— START LISTED ENTRIES —

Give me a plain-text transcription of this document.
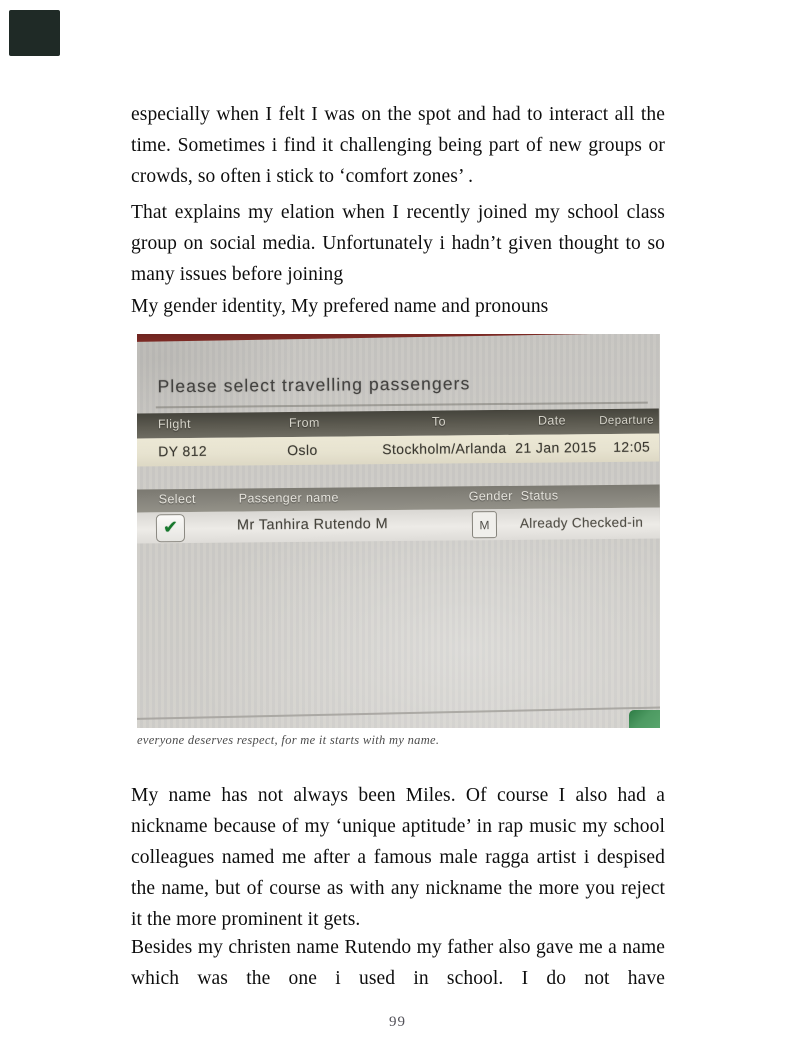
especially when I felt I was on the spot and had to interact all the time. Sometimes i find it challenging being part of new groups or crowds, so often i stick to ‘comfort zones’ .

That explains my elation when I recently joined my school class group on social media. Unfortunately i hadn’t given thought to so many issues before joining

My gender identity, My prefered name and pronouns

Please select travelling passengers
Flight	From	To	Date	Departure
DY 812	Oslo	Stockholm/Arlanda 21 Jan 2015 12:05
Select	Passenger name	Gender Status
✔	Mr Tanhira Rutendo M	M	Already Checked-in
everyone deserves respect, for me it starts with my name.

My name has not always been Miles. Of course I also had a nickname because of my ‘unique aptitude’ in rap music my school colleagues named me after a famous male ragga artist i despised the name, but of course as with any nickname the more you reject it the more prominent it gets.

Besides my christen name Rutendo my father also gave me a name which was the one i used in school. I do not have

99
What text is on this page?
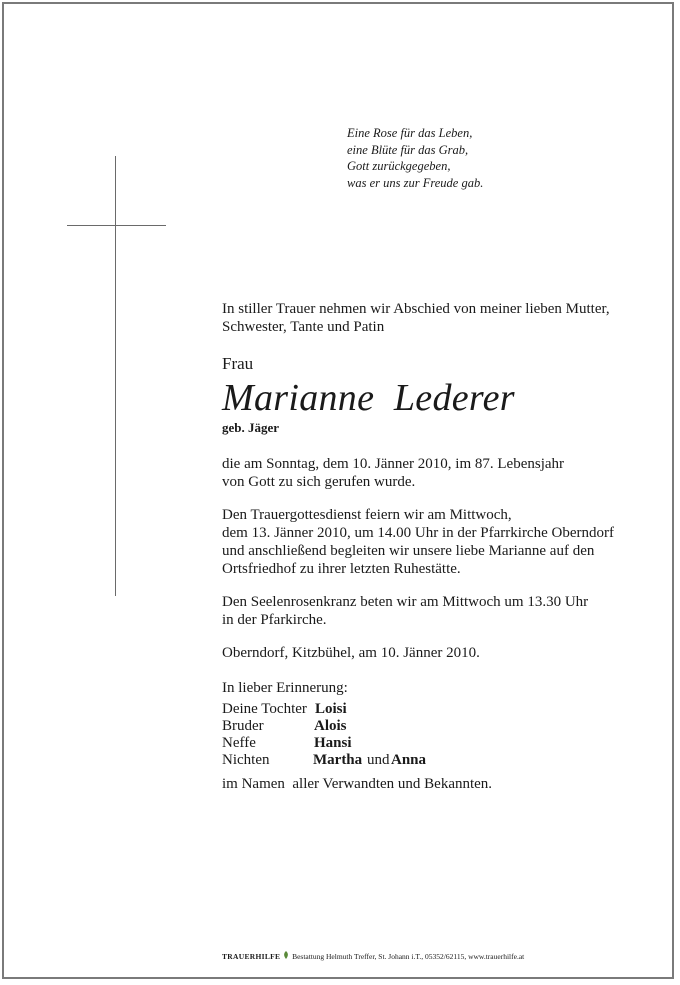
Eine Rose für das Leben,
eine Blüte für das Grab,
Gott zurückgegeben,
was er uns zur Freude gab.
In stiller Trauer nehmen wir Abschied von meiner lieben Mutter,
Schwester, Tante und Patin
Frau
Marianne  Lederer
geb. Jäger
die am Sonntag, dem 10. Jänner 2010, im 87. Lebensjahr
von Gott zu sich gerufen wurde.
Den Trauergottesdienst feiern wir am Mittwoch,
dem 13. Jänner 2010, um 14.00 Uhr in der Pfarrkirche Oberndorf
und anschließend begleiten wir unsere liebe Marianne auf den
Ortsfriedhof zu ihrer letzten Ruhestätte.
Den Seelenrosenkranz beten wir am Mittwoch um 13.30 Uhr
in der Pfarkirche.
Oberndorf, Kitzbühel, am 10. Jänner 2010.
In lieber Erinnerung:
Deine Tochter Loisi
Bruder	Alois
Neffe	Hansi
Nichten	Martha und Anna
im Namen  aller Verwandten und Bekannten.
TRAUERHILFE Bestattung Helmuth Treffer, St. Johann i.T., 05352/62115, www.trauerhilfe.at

— END LISTED ENTRIES —

**BRIEF:** Skip every picture and transcribe the data above exactly.

**EXERCISE OUTPUT:**
Give me a plain-text transcription of this document.
especially when I felt I was on the spot and had to interact all the time. Sometimes i find it challenging being part of new groups or crowds, so often i stick to ‘comfort zones’ .

That explains my elation when I recently joined my school class group on social media. Unfortunately i hadn’t given thought to so many issues before joining

My gender identity, My prefered name and pronouns

Please select travelling passengers
Flight	From	To	Date	Departure
DY 812	Oslo	Stockholm/Arlanda 21 Jan 2015 12:05
Select	Passenger name	Gender Status
✔	Mr Tanhira Rutendo M	M	Already Checked-in
everyone deserves respect, for me it starts with my name.

My name has not always been Miles. Of course I also had a nickname because of my ‘unique aptitude’ in rap music my school colleagues named me after a famous male ragga artist i despised the name, but of course as with any nickname the more you reject it the more prominent it gets.

Besides my christen name Rutendo my father also gave me a name which was the one i used in school. I do not have

99
What text is on this page?
Eine Rose für das Leben,
eine Blüte für das Grab,
Gott zurückgegeben,
was er uns zur Freude gab.
In stiller Trauer nehmen wir Abschied von meiner lieben Mutter,
Schwester, Tante und Patin
Frau
Marianne  Lederer
geb. Jäger
die am Sonntag, dem 10. Jänner 2010, im 87. Lebensjahr
von Gott zu sich gerufen wurde.
Den Trauergottesdienst feiern wir am Mittwoch,
dem 13. Jänner 2010, um 14.00 Uhr in der Pfarrkirche Oberndorf
und anschließend begleiten wir unsere liebe Marianne auf den
Ortsfriedhof zu ihrer letzten Ruhestätte.
Den Seelenrosenkranz beten wir am Mittwoch um 13.30 Uhr
in der Pfarkirche.
Oberndorf, Kitzbühel, am 10. Jänner 2010.
In lieber Erinnerung:
Deine Tochter Loisi
Bruder	Alois
Neffe	Hansi
Nichten	Martha und Anna
im Namen  aller Verwandten und Bekannten.
TRAUERHILFE Bestattung Helmuth Treffer, St. Johann i.T., 05352/62115, www.trauerhilfe.at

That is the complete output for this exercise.